### What is required
Return the lines below that carry the word "this".

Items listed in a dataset
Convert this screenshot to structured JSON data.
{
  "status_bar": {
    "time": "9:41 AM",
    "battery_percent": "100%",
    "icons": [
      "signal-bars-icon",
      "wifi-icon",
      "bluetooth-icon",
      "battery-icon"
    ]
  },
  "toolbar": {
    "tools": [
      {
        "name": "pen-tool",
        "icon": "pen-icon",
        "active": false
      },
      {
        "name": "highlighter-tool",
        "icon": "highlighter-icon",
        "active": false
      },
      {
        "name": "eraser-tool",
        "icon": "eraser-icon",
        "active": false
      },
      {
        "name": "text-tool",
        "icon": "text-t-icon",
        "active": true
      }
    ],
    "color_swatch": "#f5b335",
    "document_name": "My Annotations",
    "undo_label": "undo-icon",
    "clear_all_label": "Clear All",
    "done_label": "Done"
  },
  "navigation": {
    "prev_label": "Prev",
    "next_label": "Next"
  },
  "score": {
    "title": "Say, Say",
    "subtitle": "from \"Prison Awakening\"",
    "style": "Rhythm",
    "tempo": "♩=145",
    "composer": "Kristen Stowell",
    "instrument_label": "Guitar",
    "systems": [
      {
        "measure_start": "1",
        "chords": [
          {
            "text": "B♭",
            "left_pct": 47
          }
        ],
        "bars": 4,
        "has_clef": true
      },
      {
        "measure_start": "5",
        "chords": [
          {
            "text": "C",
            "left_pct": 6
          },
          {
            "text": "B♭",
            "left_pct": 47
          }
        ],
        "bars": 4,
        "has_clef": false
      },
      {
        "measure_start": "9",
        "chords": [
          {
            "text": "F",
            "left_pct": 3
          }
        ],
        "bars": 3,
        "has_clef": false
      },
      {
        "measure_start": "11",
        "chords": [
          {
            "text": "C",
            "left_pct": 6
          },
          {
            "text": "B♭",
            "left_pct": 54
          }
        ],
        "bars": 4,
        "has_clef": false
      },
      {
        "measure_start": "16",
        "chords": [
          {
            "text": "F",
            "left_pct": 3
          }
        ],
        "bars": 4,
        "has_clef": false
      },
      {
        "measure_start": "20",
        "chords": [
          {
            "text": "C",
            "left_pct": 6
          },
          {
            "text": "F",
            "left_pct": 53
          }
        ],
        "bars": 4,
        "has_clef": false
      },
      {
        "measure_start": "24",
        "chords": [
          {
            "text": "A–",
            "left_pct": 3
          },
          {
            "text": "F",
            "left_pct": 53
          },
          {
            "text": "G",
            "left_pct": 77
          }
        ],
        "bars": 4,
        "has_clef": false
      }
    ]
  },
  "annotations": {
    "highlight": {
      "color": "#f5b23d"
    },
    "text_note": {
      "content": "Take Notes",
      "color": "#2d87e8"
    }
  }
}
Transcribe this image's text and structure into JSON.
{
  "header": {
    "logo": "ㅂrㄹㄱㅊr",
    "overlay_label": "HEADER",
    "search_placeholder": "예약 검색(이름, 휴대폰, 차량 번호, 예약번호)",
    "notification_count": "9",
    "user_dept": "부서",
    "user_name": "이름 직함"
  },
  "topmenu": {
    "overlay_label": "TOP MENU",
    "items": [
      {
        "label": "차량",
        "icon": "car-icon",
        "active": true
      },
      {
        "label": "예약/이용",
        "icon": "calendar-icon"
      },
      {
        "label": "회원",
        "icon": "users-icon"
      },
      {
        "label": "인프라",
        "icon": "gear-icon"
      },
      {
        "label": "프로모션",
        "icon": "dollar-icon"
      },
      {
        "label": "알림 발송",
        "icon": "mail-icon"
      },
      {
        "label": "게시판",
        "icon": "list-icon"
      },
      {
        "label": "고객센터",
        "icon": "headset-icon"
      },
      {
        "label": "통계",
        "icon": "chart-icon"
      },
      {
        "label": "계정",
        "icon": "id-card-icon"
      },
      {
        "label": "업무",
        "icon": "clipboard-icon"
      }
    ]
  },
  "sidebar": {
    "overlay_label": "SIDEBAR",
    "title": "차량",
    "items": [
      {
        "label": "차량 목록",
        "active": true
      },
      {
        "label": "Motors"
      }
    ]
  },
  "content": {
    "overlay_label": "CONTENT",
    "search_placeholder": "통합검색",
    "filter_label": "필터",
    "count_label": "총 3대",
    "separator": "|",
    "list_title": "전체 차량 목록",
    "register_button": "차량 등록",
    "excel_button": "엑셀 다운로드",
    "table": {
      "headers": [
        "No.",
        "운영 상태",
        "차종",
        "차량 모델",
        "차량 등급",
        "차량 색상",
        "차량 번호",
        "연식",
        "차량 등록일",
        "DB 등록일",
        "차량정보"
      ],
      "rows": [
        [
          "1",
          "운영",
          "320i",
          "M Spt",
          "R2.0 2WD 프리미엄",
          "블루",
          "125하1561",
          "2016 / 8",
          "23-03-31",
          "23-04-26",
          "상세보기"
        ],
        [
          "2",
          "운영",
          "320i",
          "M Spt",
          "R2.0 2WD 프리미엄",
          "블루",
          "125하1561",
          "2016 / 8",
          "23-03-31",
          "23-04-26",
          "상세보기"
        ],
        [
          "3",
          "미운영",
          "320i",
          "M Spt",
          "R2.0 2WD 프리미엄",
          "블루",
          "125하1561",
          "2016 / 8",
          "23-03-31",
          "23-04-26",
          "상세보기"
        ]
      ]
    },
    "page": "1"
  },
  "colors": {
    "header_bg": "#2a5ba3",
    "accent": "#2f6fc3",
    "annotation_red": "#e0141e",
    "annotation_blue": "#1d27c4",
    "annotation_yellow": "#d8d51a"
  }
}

### The output
Convert this screenshot to structured JSON data.
Transcribe this image's text and structure into JSON.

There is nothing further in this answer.